In the listing below, pick out lines with "Mike".

====== DATA FOR PROCESSING ======

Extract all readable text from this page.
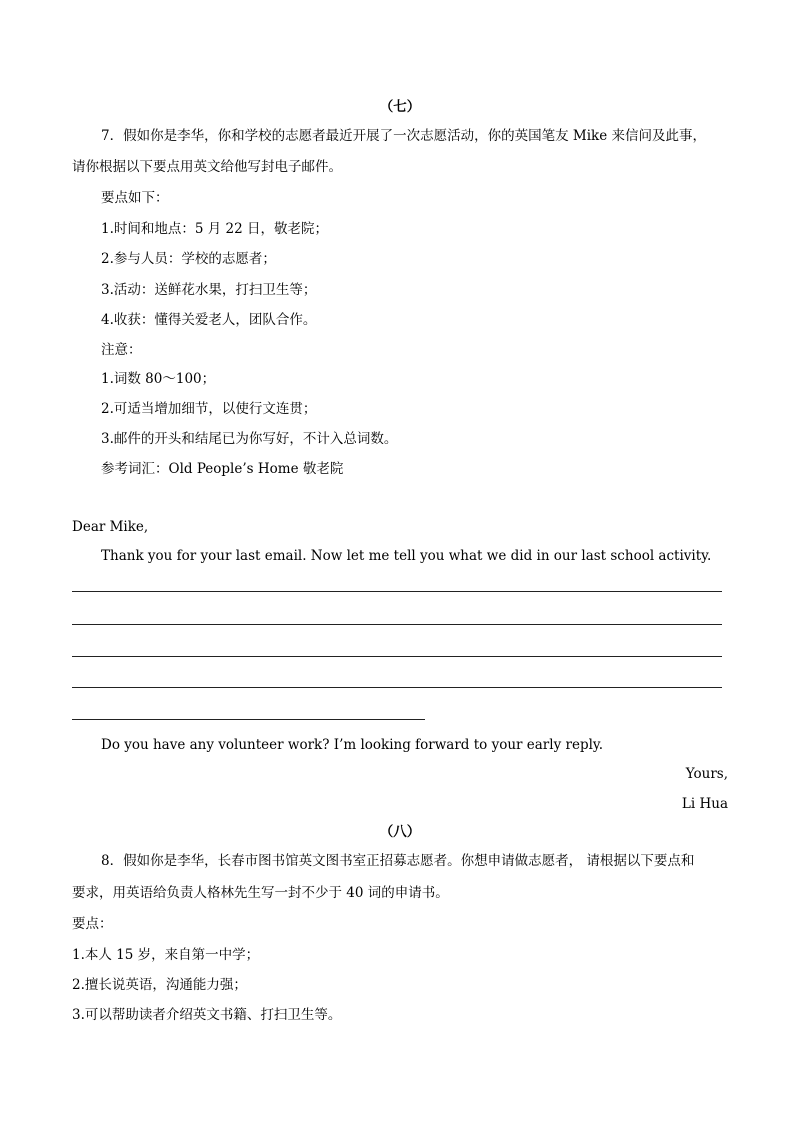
（七）
7．假如你是李华，你和学校的志愿者最近开展了一次志愿活动，你的英国笔友 Mike 来信问及此事，
请你根据以下要点用英文给他写封电子邮件。
要点如下：
1.时间和地点：5 月 22 日，敬老院；
2.参与人员：学校的志愿者；
3.活动：送鲜花水果，打扫卫生等；
4.收获：懂得关爱老人，团队合作。
注意：
1.词数 80～100；
2.可适当增加细节，以使行文连贯；
3.邮件的开头和结尾已为你写好，不计入总词数。
参考词汇：Old People’s Home 敬老院
Dear Mike,
Thank you for your last email. Now let me tell you what we did in our last school activity.
Do you have any volunteer work? I’m looking forward to your early reply.
Yours,
Li Hua
（八）
8．假如你是李华，长春市图书馆英文图书室正招募志愿者。你想申请做志愿者， 请根据以下要点和
要求，用英语给负责人格林先生写一封不少于 40 词的申请书。
要点：
1.本人 15 岁，来自第一中学；
2.擅长说英语，沟通能力强；
3.可以帮助读者介绍英文书籍、打扫卫生等。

======

[EXERCISE ANSWER]
7．假如你是李华，你和学校的志愿者最近开展了一次志愿活动，你的英国笔友 Mike 来信问及此事，
Dear Mike,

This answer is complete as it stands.